▶ _PROBLEM REQUIREMENTS_: In the stretch from the line containing "Extract all elements" through the line containing "svg-text:Bv33: Bv33 (464, 737, 529, 770)", change "pixels" to "px" and give those lines again with nothing else altered. Leave the pictures out.

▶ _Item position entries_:
####

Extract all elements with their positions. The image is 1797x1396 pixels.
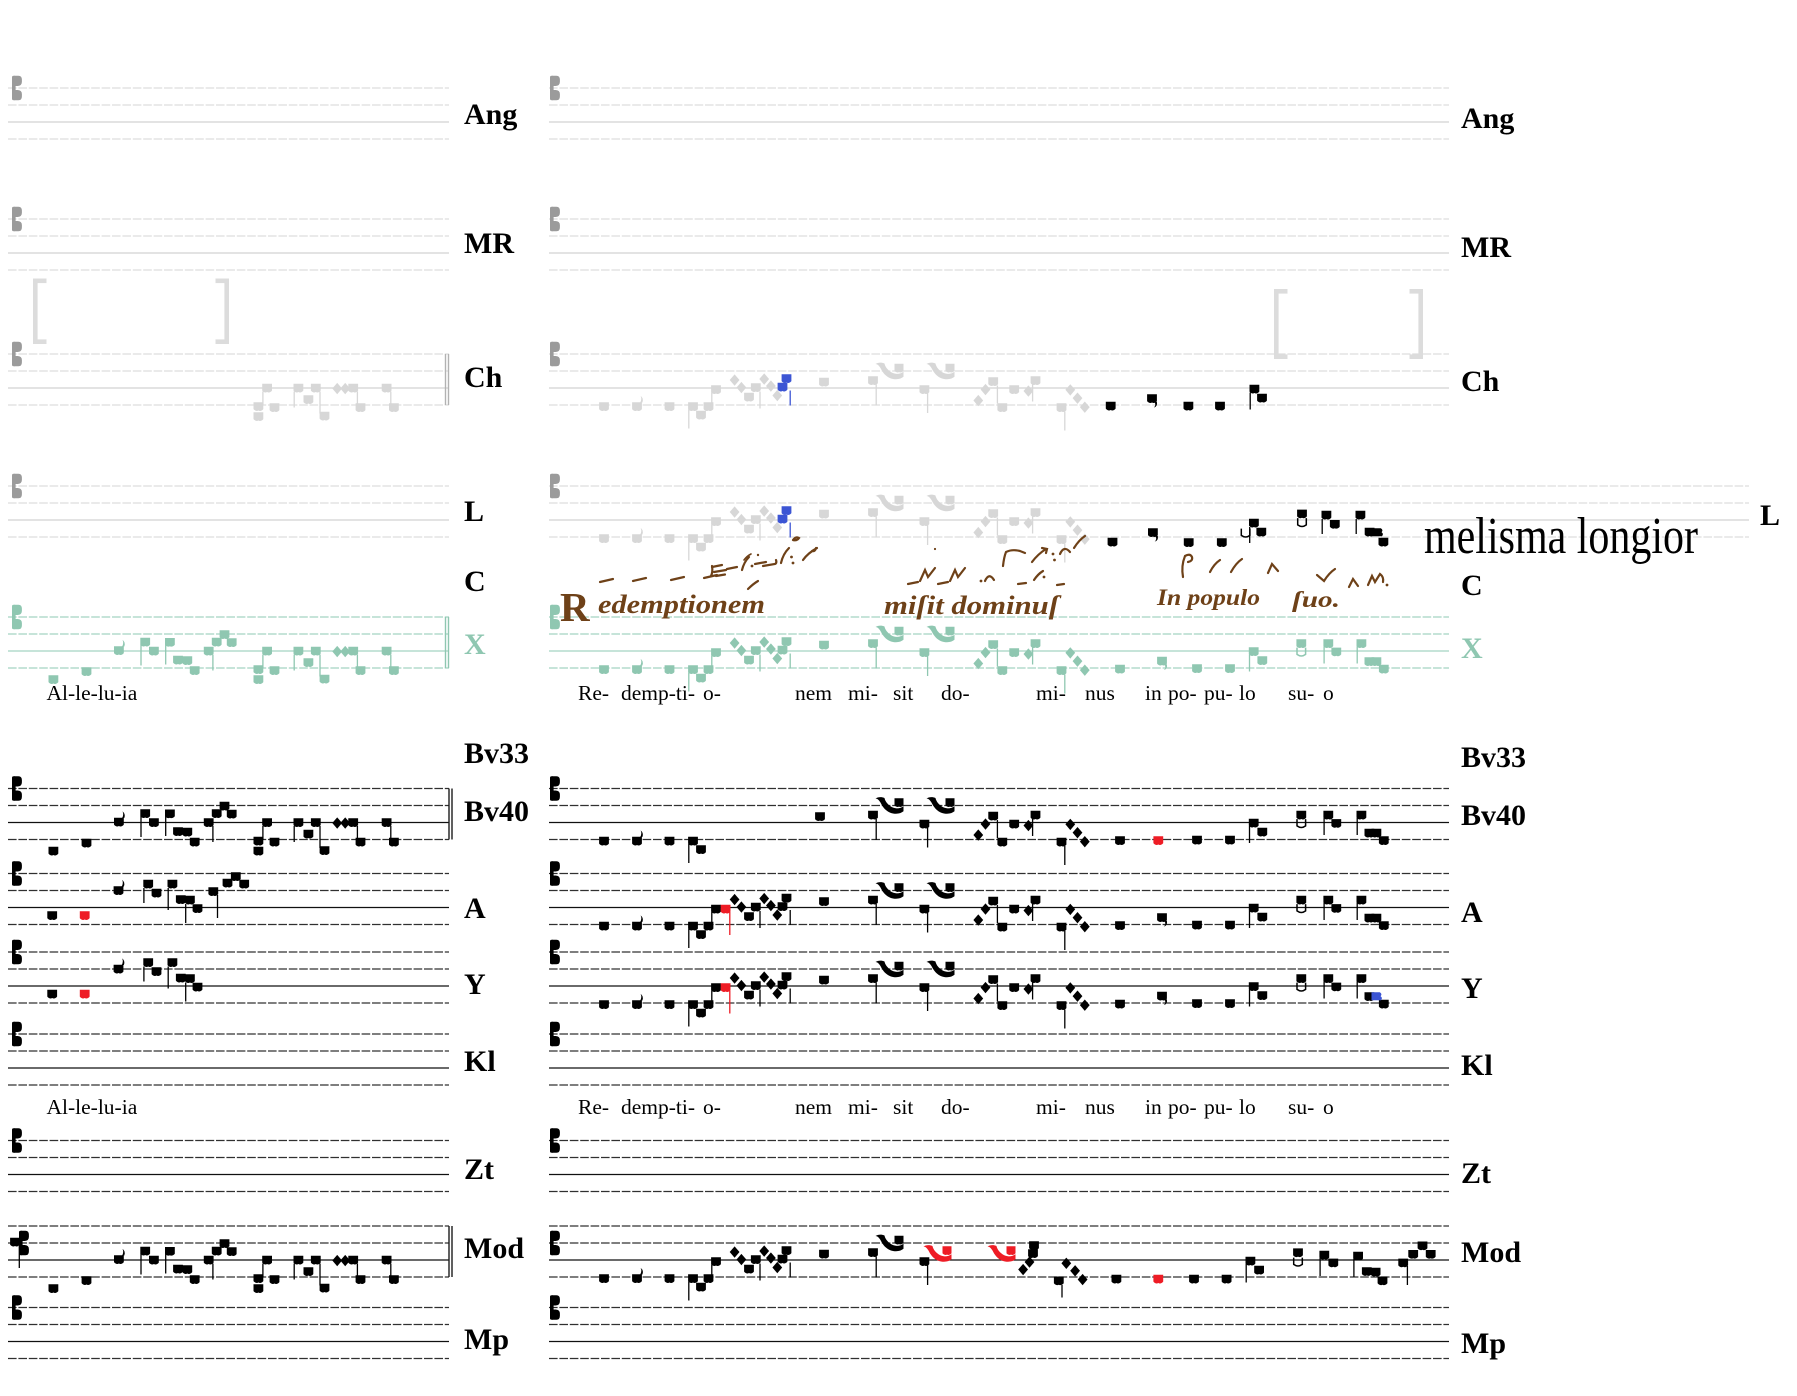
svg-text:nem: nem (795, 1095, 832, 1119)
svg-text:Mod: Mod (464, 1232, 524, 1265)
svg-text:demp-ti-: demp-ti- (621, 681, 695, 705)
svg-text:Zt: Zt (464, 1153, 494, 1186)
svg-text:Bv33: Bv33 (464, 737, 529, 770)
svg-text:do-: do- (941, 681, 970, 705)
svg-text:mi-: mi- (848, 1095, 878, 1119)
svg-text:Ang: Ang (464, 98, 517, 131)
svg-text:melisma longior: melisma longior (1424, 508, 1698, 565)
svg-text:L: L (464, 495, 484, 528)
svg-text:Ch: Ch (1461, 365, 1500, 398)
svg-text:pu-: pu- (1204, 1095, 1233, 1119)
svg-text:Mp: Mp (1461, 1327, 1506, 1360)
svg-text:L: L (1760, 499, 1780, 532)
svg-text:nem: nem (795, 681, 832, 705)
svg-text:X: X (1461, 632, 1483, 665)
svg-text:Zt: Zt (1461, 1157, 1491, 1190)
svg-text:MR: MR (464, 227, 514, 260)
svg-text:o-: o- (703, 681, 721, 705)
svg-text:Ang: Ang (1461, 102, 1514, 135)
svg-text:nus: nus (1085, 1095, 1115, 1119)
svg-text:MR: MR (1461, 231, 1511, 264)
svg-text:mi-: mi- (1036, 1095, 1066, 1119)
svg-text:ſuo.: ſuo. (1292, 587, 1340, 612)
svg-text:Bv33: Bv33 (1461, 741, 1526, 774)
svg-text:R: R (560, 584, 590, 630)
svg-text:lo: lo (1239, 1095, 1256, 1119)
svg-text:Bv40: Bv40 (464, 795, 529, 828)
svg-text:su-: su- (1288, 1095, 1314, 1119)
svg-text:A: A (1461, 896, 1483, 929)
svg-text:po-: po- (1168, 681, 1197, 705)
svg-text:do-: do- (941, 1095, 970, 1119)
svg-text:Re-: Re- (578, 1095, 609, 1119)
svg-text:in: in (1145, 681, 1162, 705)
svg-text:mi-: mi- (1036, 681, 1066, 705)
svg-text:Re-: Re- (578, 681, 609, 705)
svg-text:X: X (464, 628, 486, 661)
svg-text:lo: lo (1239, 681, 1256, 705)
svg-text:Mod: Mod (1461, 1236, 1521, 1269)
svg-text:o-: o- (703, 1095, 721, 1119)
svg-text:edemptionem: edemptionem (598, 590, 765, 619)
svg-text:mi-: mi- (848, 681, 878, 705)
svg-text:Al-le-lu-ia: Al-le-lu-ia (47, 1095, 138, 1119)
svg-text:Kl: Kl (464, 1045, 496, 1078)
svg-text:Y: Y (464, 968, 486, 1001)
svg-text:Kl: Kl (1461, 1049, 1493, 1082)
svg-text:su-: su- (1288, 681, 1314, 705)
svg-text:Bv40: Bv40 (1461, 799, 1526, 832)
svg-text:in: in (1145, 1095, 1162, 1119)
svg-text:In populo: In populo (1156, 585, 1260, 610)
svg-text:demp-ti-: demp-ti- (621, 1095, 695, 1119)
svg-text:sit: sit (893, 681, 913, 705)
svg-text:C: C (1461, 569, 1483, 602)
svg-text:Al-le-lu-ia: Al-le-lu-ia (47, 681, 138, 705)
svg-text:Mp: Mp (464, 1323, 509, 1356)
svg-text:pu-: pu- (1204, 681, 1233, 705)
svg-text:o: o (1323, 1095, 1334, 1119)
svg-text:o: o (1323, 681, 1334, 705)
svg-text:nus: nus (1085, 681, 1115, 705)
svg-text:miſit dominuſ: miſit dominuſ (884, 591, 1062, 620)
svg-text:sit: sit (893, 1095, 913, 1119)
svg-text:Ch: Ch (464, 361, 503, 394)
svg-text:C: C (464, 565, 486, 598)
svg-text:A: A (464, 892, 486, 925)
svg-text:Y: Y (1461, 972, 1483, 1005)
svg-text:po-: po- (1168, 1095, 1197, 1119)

####

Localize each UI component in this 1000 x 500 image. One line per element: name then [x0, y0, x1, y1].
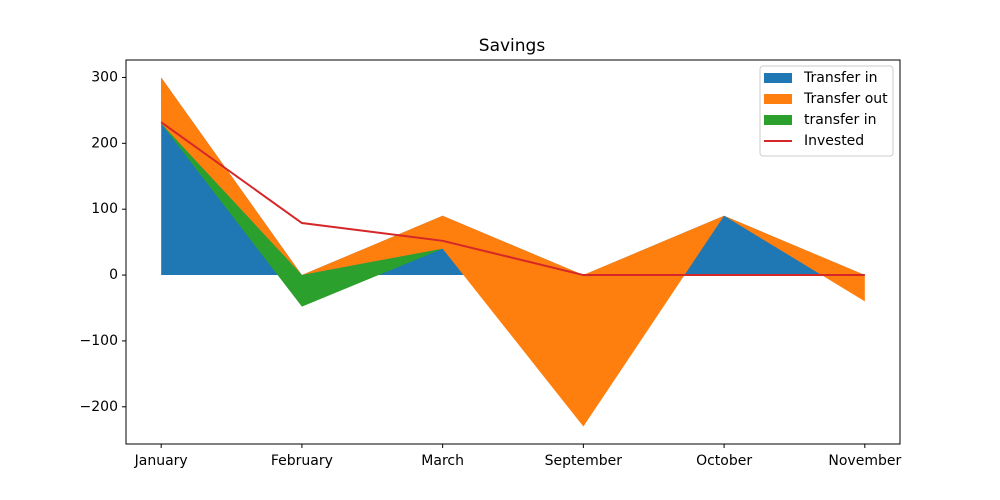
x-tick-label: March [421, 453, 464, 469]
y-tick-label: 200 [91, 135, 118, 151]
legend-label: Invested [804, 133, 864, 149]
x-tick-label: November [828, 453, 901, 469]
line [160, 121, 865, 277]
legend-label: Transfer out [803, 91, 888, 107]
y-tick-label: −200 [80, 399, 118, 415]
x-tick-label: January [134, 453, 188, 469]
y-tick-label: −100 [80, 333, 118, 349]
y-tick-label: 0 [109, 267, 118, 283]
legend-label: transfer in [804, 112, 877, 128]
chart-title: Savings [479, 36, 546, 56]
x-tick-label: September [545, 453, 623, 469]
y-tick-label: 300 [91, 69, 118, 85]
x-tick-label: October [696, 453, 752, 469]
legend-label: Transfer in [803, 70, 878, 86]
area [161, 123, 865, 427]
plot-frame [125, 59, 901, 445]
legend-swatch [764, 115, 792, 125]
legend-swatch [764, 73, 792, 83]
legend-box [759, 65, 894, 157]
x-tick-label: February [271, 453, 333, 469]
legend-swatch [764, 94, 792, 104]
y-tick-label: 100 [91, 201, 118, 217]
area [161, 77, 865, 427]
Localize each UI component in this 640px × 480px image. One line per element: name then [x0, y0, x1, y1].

####

▶ _SOLUTION FOR THIS TASK_:
Extract all elements with their positions. The image is 1797x1396 px.
svg-text:nem: nem (795, 1095, 832, 1119)
svg-text:Mod: Mod (464, 1232, 524, 1265)
svg-text:demp-ti-: demp-ti- (621, 681, 695, 705)
svg-text:Zt: Zt (464, 1153, 494, 1186)
svg-text:Bv33: Bv33 (464, 737, 529, 770)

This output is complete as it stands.